* START *
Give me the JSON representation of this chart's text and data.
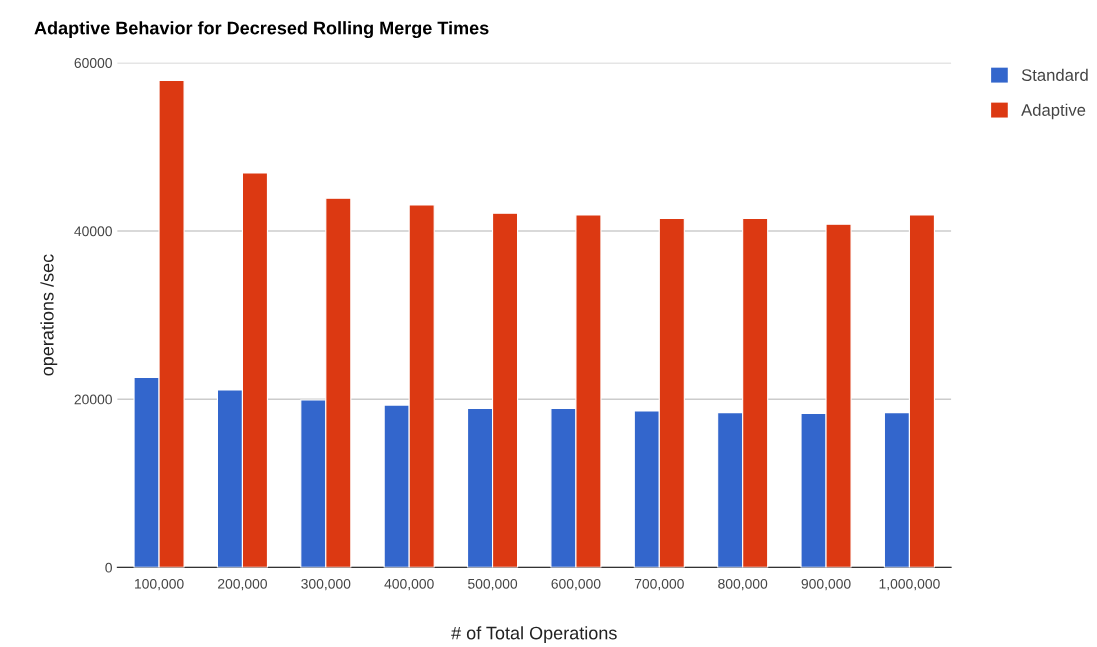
{
  "chart_data": {
    "type": "bar",
    "title": "Adaptive Behavior for Decresed Rolling Merge Times",
    "xlabel": "# of Total Operations",
    "ylabel": "operations /sec",
    "categories": [
      "100,000",
      "200,000",
      "300,000",
      "400,000",
      "500,000",
      "600,000",
      "700,000",
      "800,000",
      "900,000",
      "1,000,000"
    ],
    "series": [
      {
        "name": "Standard",
        "color": "#3366cc",
        "values": [
          22600,
          21100,
          19900,
          19300,
          18900,
          18900,
          18600,
          18400,
          18300,
          18400
        ]
      },
      {
        "name": "Adaptive",
        "color": "#dc3912",
        "values": [
          57900,
          46900,
          43900,
          43100,
          42100,
          41900,
          41500,
          41500,
          40800,
          41900
        ]
      }
    ],
    "ylim": [
      0,
      60000
    ],
    "yticks": [
      0,
      20000,
      40000,
      60000
    ],
    "grid": "y",
    "legend": "top right"
  }
}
* END *
> WORK TO BE COMPLETED:
Repeat the full listing above exactly, with no pictures in the copy.

> OUTPUT BELOW:
Give me the JSON representation of this chart's text and data.
{
  "chart_data": {
    "type": "bar",
    "title": "Adaptive Behavior for Decresed Rolling Merge Times",
    "xlabel": "# of Total Operations",
    "ylabel": "operations /sec",
    "categories": [
      "100,000",
      "200,000",
      "300,000",
      "400,000",
      "500,000",
      "600,000",
      "700,000",
      "800,000",
      "900,000",
      "1,000,000"
    ],
    "series": [
      {
        "name": "Standard",
        "color": "#3366cc",
        "values": [
          22600,
          21100,
          19900,
          19300,
          18900,
          18900,
          18600,
          18400,
          18300,
          18400
        ]
      },
      {
        "name": "Adaptive",
        "color": "#dc3912",
        "values": [
          57900,
          46900,
          43900,
          43100,
          42100,
          41900,
          41500,
          41500,
          40800,
          41900
        ]
      }
    ],
    "ylim": [
      0,
      60000
    ],
    "yticks": [
      0,
      20000,
      40000,
      60000
    ],
    "grid": "y",
    "legend": "top right"
  }
}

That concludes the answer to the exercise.